(EXERCISE GOAL):
Gather up all lines that carry the word "China".

(AVAILABLE DATA):
## Start
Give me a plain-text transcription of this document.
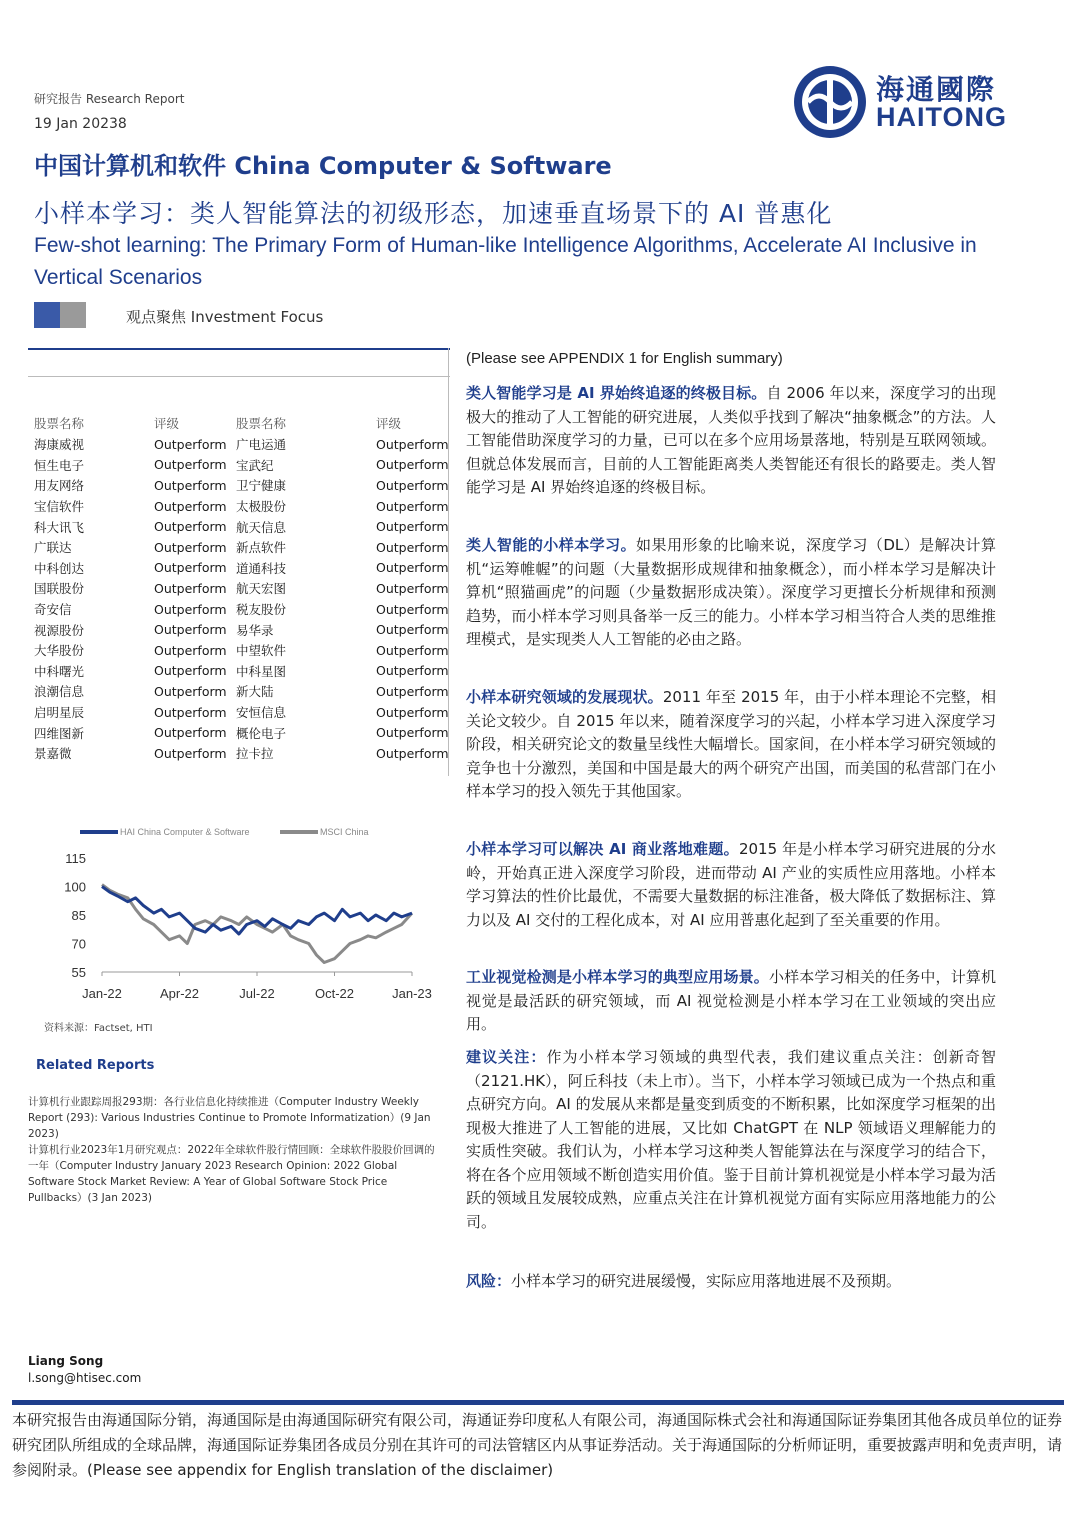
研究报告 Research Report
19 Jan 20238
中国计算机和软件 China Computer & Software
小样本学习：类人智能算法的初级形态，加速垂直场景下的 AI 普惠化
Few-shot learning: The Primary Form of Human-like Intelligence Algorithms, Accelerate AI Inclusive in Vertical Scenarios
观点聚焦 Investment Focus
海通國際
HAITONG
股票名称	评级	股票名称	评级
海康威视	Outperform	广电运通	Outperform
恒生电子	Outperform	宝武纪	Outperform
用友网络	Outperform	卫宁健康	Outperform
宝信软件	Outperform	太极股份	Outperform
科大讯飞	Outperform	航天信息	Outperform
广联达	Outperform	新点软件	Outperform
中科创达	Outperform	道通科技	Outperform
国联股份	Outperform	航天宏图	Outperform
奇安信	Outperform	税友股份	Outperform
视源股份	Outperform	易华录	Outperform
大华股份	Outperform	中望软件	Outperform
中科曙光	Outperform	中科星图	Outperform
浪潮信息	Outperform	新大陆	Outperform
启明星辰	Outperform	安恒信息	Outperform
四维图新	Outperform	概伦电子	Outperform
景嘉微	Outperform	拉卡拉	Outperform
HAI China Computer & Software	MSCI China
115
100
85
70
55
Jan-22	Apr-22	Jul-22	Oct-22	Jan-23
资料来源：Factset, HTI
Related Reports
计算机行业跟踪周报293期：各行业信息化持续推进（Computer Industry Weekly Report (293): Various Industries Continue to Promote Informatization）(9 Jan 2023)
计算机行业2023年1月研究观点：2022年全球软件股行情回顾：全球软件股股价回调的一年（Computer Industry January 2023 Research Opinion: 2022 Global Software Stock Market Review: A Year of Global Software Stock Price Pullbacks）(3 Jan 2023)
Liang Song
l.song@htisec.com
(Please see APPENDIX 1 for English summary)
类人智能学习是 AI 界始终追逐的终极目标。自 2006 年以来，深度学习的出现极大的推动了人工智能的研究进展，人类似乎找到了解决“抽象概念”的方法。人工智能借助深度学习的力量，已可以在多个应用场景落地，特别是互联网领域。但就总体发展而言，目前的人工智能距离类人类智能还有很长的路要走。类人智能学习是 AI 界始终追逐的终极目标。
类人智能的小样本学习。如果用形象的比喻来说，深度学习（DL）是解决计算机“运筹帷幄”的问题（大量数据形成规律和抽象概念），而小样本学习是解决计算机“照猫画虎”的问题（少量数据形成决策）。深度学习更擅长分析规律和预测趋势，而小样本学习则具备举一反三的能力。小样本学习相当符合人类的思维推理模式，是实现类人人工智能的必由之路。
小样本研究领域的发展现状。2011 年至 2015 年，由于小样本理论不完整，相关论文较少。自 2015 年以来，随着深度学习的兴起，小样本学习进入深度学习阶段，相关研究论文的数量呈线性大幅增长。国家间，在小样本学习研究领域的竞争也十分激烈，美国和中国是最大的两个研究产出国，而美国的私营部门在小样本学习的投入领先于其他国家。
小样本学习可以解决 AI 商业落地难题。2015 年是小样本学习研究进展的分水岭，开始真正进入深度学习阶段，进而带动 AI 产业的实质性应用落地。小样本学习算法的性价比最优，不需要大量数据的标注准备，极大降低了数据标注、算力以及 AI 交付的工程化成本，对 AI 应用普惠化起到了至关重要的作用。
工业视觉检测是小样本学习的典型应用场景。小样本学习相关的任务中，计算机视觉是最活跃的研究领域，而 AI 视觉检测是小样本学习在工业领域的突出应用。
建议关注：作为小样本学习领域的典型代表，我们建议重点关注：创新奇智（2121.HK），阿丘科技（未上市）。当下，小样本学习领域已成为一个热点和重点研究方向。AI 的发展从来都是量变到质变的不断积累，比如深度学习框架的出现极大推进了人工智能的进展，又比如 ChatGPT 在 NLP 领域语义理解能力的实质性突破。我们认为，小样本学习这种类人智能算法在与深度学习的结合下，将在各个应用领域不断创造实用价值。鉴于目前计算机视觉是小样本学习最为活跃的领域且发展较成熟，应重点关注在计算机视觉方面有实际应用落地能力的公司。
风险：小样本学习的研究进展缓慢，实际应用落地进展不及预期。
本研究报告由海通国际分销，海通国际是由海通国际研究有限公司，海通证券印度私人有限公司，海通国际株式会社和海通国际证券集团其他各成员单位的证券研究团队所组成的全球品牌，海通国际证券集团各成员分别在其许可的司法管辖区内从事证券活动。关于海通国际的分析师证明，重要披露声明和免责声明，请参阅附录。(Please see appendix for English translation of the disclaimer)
## End
(FINISHED EXERCISE):
中国计算机和软件 China Computer & Software
HAI China Computer & Software	MSCI China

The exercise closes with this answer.